* Entries supplied:
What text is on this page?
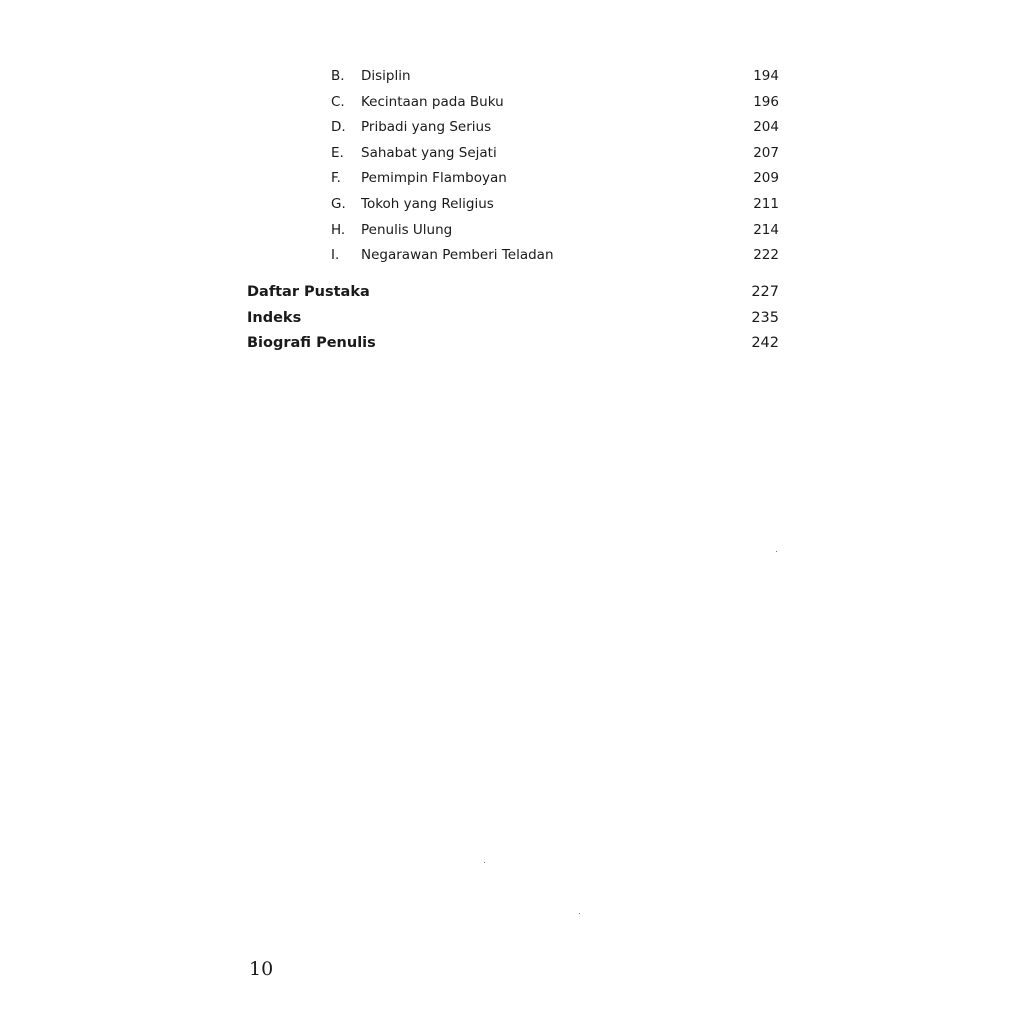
B.	Disiplin . . .	194
C.	Kecintaan pada Buku . . .	196
D.	Pribadi yang Serius . . .	204
E.	Sahabat yang Sejati . . .	207
F.	Pemimpin Flamboyan . . .	209
G.	Tokoh yang Religius . . .	211
H.	Penulis Ulung . . .	214
I.	Negarawan Pemberi Teladan . . .	222
Daftar Pustaka . . .	227
Indeks . . .	235
Biografi Penulis . . .	242
10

* Work required:
Will you set down the records word for word while leaving out every picture?

* Task solution:
What text is on this page?
B.	Disiplin . . .	194
C.	Kecintaan pada Buku . . .	196
D.	Pribadi yang Serius . . .	204
E.	Sahabat yang Sejati . . .	207
F.	Pemimpin Flamboyan . . .	209
G.	Tokoh yang Religius . . .	211
H.	Penulis Ulung . . .	214
I.	Negarawan Pemberi Teladan . . .	222
Daftar Pustaka . . .	227
Indeks . . .	235
Biografi Penulis . . .	242
10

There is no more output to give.